Spot each line that carries the word "once"; copy those lines.
— start RECORDED DATA —
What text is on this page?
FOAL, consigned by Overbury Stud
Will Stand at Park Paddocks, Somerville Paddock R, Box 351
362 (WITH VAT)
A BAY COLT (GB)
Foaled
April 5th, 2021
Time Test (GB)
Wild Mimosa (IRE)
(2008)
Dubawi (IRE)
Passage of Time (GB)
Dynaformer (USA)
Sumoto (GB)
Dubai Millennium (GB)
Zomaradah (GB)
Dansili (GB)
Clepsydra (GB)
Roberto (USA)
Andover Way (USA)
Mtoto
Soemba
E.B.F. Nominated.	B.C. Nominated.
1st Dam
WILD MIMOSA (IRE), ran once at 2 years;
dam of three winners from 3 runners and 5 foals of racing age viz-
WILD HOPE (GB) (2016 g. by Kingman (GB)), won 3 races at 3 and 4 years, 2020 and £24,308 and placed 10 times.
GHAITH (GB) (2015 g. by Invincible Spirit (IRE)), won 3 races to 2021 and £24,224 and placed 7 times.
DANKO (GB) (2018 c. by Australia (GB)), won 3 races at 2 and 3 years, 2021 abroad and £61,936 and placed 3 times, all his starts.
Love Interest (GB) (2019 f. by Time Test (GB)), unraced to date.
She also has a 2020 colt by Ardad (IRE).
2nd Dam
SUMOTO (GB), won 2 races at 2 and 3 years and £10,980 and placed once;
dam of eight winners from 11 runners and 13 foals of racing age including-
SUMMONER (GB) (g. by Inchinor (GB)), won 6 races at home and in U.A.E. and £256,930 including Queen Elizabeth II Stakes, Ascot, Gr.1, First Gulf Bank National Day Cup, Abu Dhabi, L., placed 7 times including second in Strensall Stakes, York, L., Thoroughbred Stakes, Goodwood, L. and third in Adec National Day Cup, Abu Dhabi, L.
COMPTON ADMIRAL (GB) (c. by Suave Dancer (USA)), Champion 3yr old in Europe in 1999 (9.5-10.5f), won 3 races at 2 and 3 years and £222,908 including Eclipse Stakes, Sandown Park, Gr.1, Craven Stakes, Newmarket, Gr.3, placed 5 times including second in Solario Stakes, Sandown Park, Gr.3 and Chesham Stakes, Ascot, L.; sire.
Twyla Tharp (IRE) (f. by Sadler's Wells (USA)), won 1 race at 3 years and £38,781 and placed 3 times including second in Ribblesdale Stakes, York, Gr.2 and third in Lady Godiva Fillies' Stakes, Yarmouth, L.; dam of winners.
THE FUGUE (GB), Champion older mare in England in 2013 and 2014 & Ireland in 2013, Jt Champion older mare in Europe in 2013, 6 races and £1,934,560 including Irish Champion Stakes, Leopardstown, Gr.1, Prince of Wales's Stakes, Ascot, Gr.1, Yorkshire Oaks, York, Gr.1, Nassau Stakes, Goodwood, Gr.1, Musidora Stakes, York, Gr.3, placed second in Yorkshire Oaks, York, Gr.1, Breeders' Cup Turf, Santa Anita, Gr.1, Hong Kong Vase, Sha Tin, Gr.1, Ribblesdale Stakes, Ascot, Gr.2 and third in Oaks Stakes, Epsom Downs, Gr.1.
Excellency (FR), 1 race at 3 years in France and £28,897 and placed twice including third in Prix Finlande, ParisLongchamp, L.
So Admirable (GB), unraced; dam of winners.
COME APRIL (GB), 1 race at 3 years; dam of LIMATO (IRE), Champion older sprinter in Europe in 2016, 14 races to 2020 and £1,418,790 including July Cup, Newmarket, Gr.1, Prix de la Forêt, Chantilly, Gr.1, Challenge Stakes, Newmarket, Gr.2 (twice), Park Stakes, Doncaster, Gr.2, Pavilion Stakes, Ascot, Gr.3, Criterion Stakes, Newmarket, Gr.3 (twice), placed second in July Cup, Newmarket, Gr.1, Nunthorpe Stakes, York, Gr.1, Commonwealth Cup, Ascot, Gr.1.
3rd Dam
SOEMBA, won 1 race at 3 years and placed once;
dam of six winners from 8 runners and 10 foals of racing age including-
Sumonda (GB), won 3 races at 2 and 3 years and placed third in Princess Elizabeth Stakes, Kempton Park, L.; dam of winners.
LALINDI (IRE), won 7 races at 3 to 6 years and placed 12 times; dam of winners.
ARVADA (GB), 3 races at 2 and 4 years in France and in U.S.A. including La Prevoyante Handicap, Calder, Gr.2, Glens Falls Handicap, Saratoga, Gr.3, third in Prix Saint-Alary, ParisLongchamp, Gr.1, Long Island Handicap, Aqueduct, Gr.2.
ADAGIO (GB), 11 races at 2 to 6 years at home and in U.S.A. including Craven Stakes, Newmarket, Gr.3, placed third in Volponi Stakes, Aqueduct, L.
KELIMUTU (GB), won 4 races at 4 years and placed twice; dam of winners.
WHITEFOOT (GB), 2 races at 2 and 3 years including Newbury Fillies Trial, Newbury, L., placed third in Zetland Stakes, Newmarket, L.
— end RECORDED DATA —
(ANSWER TO THIS PROBLEM)
WILD MIMOSA (IRE), ran once at 2 years;
SUMOTO (GB), won 2 races at 2 and 3 years and £10,980 and placed once;
SOEMBA, won 1 race at 3 years and placed once;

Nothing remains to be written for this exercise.